— Material to process —
☆ ☆ ☆ ☆ ☆ ☆ ☆

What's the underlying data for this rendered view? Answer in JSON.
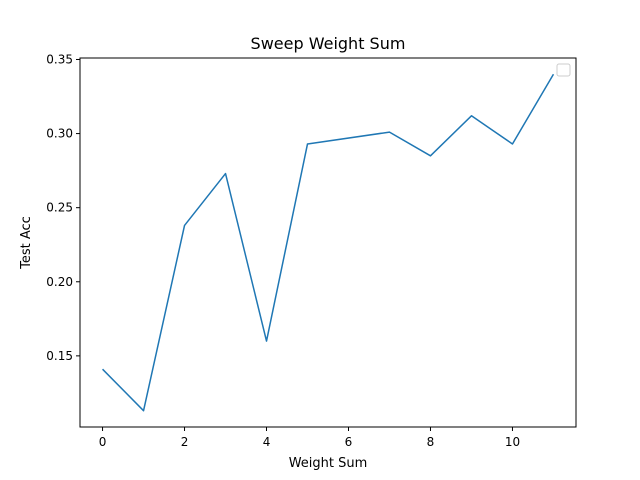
{
  "chart_data": {
    "type": "line",
    "title": "Sweep Weight Sum",
    "xlabel": "Weight Sum",
    "ylabel": "Test Acc",
    "xlim": [
      -0.55,
      11.55
    ],
    "ylim": [
      0.102,
      0.351
    ],
    "xticks": [
      0,
      2,
      4,
      6,
      8,
      10
    ],
    "xtick_labels": [
      "0",
      "2",
      "4",
      "6",
      "8",
      "10"
    ],
    "yticks": [
      0.15,
      0.2,
      0.25,
      0.3,
      0.35
    ],
    "ytick_labels": [
      "0.15",
      "0.20",
      "0.25",
      "0.30",
      "0.35"
    ],
    "grid": false,
    "legend": "top-right",
    "series": [
      {
        "color": "#1f77b4",
        "x": [
          0,
          1,
          2,
          3,
          4,
          5,
          7,
          8,
          9,
          10,
          11
        ],
        "values": [
          0.141,
          0.113,
          0.238,
          0.273,
          0.16,
          0.293,
          0.301,
          0.285,
          0.312,
          0.293,
          0.34
        ]
      }
    ]
  }
}
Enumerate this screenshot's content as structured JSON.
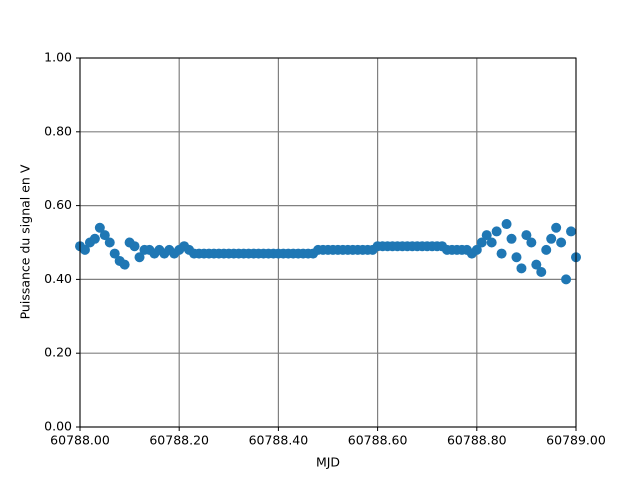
{
  "chart_data": {
    "type": "scatter",
    "xlabel": "MJD",
    "ylabel": "Puissance du signal en V",
    "color": "#1f77b4",
    "grid": true,
    "xlim": [
      60788.0,
      60789.0
    ],
    "ylim": [
      0,
      1
    ],
    "xticks": [
      {
        "value": 60788.0,
        "label": "60788.00"
      },
      {
        "value": 60788.2,
        "label": "60788.20"
      },
      {
        "value": 60788.4,
        "label": "60788.40"
      },
      {
        "value": 60788.6,
        "label": "60788.60"
      },
      {
        "value": 60788.8,
        "label": "60788.80"
      },
      {
        "value": 60789.0,
        "label": "60789.00"
      }
    ],
    "yticks": [
      {
        "value": 0,
        "label": "0.00"
      },
      {
        "value": 0.2,
        "label": "0.20"
      },
      {
        "value": 0.4,
        "label": "0.40"
      },
      {
        "value": 0.6,
        "label": "0.60"
      },
      {
        "value": 0.8,
        "label": "0.80"
      },
      {
        "value": 1,
        "label": "1.00"
      }
    ],
    "x": [
      60788.0,
      60788.01,
      60788.02,
      60788.03,
      60788.04,
      60788.05,
      60788.06,
      60788.07,
      60788.08,
      60788.09,
      60788.1,
      60788.11,
      60788.12,
      60788.13,
      60788.14,
      60788.15,
      60788.16,
      60788.17,
      60788.18,
      60788.19,
      60788.2,
      60788.21,
      60788.22,
      60788.23,
      60788.24,
      60788.25,
      60788.26,
      60788.27,
      60788.28,
      60788.29,
      60788.3,
      60788.31,
      60788.32,
      60788.33,
      60788.34,
      60788.35,
      60788.36,
      60788.37,
      60788.38,
      60788.39,
      60788.4,
      60788.41,
      60788.42,
      60788.43,
      60788.44,
      60788.45,
      60788.46,
      60788.47,
      60788.48,
      60788.49,
      60788.5,
      60788.51,
      60788.52,
      60788.53,
      60788.54,
      60788.55,
      60788.56,
      60788.57,
      60788.58,
      60788.59,
      60788.6,
      60788.61,
      60788.62,
      60788.63,
      60788.64,
      60788.65,
      60788.66,
      60788.67,
      60788.68,
      60788.69,
      60788.7,
      60788.71,
      60788.72,
      60788.73,
      60788.74,
      60788.75,
      60788.76,
      60788.77,
      60788.78,
      60788.79,
      60788.8,
      60788.81,
      60788.82,
      60788.83,
      60788.84,
      60788.85,
      60788.86,
      60788.87,
      60788.88,
      60788.89,
      60788.9,
      60788.91,
      60788.92,
      60788.93,
      60788.94,
      60788.95,
      60788.96,
      60788.97,
      60788.98,
      60788.99,
      60789.0
    ],
    "values": [
      0.49,
      0.48,
      0.5,
      0.51,
      0.54,
      0.52,
      0.5,
      0.47,
      0.45,
      0.44,
      0.5,
      0.49,
      0.46,
      0.48,
      0.48,
      0.47,
      0.48,
      0.47,
      0.48,
      0.47,
      0.48,
      0.49,
      0.48,
      0.47,
      0.47,
      0.47,
      0.47,
      0.47,
      0.47,
      0.47,
      0.47,
      0.47,
      0.47,
      0.47,
      0.47,
      0.47,
      0.47,
      0.47,
      0.47,
      0.47,
      0.47,
      0.47,
      0.47,
      0.47,
      0.47,
      0.47,
      0.47,
      0.47,
      0.48,
      0.48,
      0.48,
      0.48,
      0.48,
      0.48,
      0.48,
      0.48,
      0.48,
      0.48,
      0.48,
      0.48,
      0.49,
      0.49,
      0.49,
      0.49,
      0.49,
      0.49,
      0.49,
      0.49,
      0.49,
      0.49,
      0.49,
      0.49,
      0.49,
      0.49,
      0.48,
      0.48,
      0.48,
      0.48,
      0.48,
      0.47,
      0.48,
      0.5,
      0.52,
      0.5,
      0.53,
      0.47,
      0.55,
      0.51,
      0.46,
      0.43,
      0.52,
      0.5,
      0.44,
      0.42,
      0.48,
      0.51,
      0.54,
      0.5,
      0.4,
      0.53,
      0.46
    ]
  }
}
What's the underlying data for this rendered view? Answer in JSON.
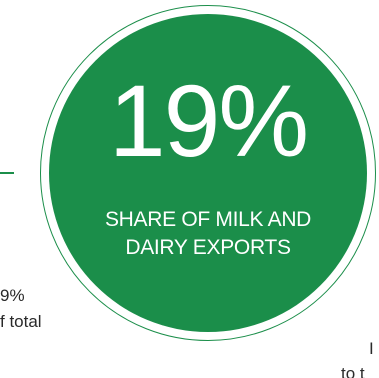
{
  "stat": {
    "value": "19%",
    "caption_line1": "SHARE OF MILK AND",
    "caption_line2": "DAIRY EXPORTS"
  },
  "left_text": {
    "line1": "9%",
    "line2": "f total"
  },
  "right_text": {
    "line1": "I",
    "line2": "to t"
  },
  "colors": {
    "accent": "#1b8e4a",
    "text_on_accent": "#ffffff",
    "body_text": "#2a2a2a"
  }
}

☆ ☆ ☆ ☆ ☆ ☆ ☆

— Task instructions —
Your task is to transcribe all of the records precisely, with no images included.

— Answer to the exercise —
What's the underlying data for this rendered view? Answer in JSON.
{
  "chart_data": {
    "type": "line",
    "title": "Sweep Weight Sum",
    "xlabel": "Weight Sum",
    "ylabel": "Test Acc",
    "xlim": [
      -0.55,
      11.55
    ],
    "ylim": [
      0.102,
      0.351
    ],
    "xticks": [
      0,
      2,
      4,
      6,
      8,
      10
    ],
    "xtick_labels": [
      "0",
      "2",
      "4",
      "6",
      "8",
      "10"
    ],
    "yticks": [
      0.15,
      0.2,
      0.25,
      0.3,
      0.35
    ],
    "ytick_labels": [
      "0.15",
      "0.20",
      "0.25",
      "0.30",
      "0.35"
    ],
    "grid": false,
    "legend": "top-right",
    "series": [
      {
        "color": "#1f77b4",
        "x": [
          0,
          1,
          2,
          3,
          4,
          5,
          7,
          8,
          9,
          10,
          11
        ],
        "values": [
          0.141,
          0.113,
          0.238,
          0.273,
          0.16,
          0.293,
          0.301,
          0.285,
          0.312,
          0.293,
          0.34
        ]
      }
    ]
  }
}
Enumerate this screenshot's content as structured JSON.
{
  "chart_data": {
    "type": "scatter",
    "xlabel": "MJD",
    "ylabel": "Puissance du signal en V",
    "color": "#1f77b4",
    "grid": true,
    "xlim": [
      60788.0,
      60789.0
    ],
    "ylim": [
      0,
      1
    ],
    "xticks": [
      {
        "value": 60788.0,
        "label": "60788.00"
      },
      {
        "value": 60788.2,
        "label": "60788.20"
      },
      {
        "value": 60788.4,
        "label": "60788.40"
      },
      {
        "value": 60788.6,
        "label": "60788.60"
      },
      {
        "value": 60788.8,
        "label": "60788.80"
      },
      {
        "value": 60789.0,
        "label": "60789.00"
      }
    ],
    "yticks": [
      {
        "value": 0,
        "label": "0.00"
      },
      {
        "value": 0.2,
        "label": "0.20"
      },
      {
        "value": 0.4,
        "label": "0.40"
      },
      {
        "value": 0.6,
        "label": "0.60"
      },
      {
        "value": 0.8,
        "label": "0.80"
      },
      {
        "value": 1,
        "label": "1.00"
      }
    ],
    "x": [
      60788.0,
      60788.01,
      60788.02,
      60788.03,
      60788.04,
      60788.05,
      60788.06,
      60788.07,
      60788.08,
      60788.09,
      60788.1,
      60788.11,
      60788.12,
      60788.13,
      60788.14,
      60788.15,
      60788.16,
      60788.17,
      60788.18,
      60788.19,
      60788.2,
      60788.21,
      60788.22,
      60788.23,
      60788.24,
      60788.25,
      60788.26,
      60788.27,
      60788.28,
      60788.29,
      60788.3,
      60788.31,
      60788.32,
      60788.33,
      60788.34,
      60788.35,
      60788.36,
      60788.37,
      60788.38,
      60788.39,
      60788.4,
      60788.41,
      60788.42,
      60788.43,
      60788.44,
      60788.45,
      60788.46,
      60788.47,
      60788.48,
      60788.49,
      60788.5,
      60788.51,
      60788.52,
      60788.53,
      60788.54,
      60788.55,
      60788.56,
      60788.57,
      60788.58,
      60788.59,
      60788.6,
      60788.61,
      60788.62,
      60788.63,
      60788.64,
      60788.65,
      60788.66,
      60788.67,
      60788.68,
      60788.69,
      60788.7,
      60788.71,
      60788.72,
      60788.73,
      60788.74,
      60788.75,
      60788.76,
      60788.77,
      60788.78,
      60788.79,
      60788.8,
      60788.81,
      60788.82,
      60788.83,
      60788.84,
      60788.85,
      60788.86,
      60788.87,
      60788.88,
      60788.89,
      60788.9,
      60788.91,
      60788.92,
      60788.93,
      60788.94,
      60788.95,
      60788.96,
      60788.97,
      60788.98,
      60788.99,
      60789.0
    ],
    "values": [
      0.49,
      0.48,
      0.5,
      0.51,
      0.54,
      0.52,
      0.5,
      0.47,
      0.45,
      0.44,
      0.5,
      0.49,
      0.46,
      0.48,
      0.48,
      0.47,
      0.48,
      0.47,
      0.48,
      0.47,
      0.48,
      0.49,
      0.48,
      0.47,
      0.47,
      0.47,
      0.47,
      0.47,
      0.47,
      0.47,
      0.47,
      0.47,
      0.47,
      0.47,
      0.47,
      0.47,
      0.47,
      0.47,
      0.47,
      0.47,
      0.47,
      0.47,
      0.47,
      0.47,
      0.47,
      0.47,
      0.47,
      0.47,
      0.48,
      0.48,
      0.48,
      0.48,
      0.48,
      0.48,
      0.48,
      0.48,
      0.48,
      0.48,
      0.48,
      0.48,
      0.49,
      0.49,
      0.49,
      0.49,
      0.49,
      0.49,
      0.49,
      0.49,
      0.49,
      0.49,
      0.49,
      0.49,
      0.49,
      0.49,
      0.48,
      0.48,
      0.48,
      0.48,
      0.48,
      0.47,
      0.48,
      0.5,
      0.52,
      0.5,
      0.53,
      0.47,
      0.55,
      0.51,
      0.46,
      0.43,
      0.52,
      0.5,
      0.44,
      0.42,
      0.48,
      0.51,
      0.54,
      0.5,
      0.4,
      0.53,
      0.46
    ]
  }
}
What's the underlying data for this rendered view? Answer in JSON.
{
  "stat": {
    "value": "19%",
    "caption_line1": "SHARE OF MILK AND",
    "caption_line2": "DAIRY EXPORTS"
  },
  "left_text": {
    "line1": "9%",
    "line2": "f total"
  },
  "right_text": {
    "line1": "I",
    "line2": "to t"
  },
  "colors": {
    "accent": "#1b8e4a",
    "text_on_accent": "#ffffff",
    "body_text": "#2a2a2a"
  }
}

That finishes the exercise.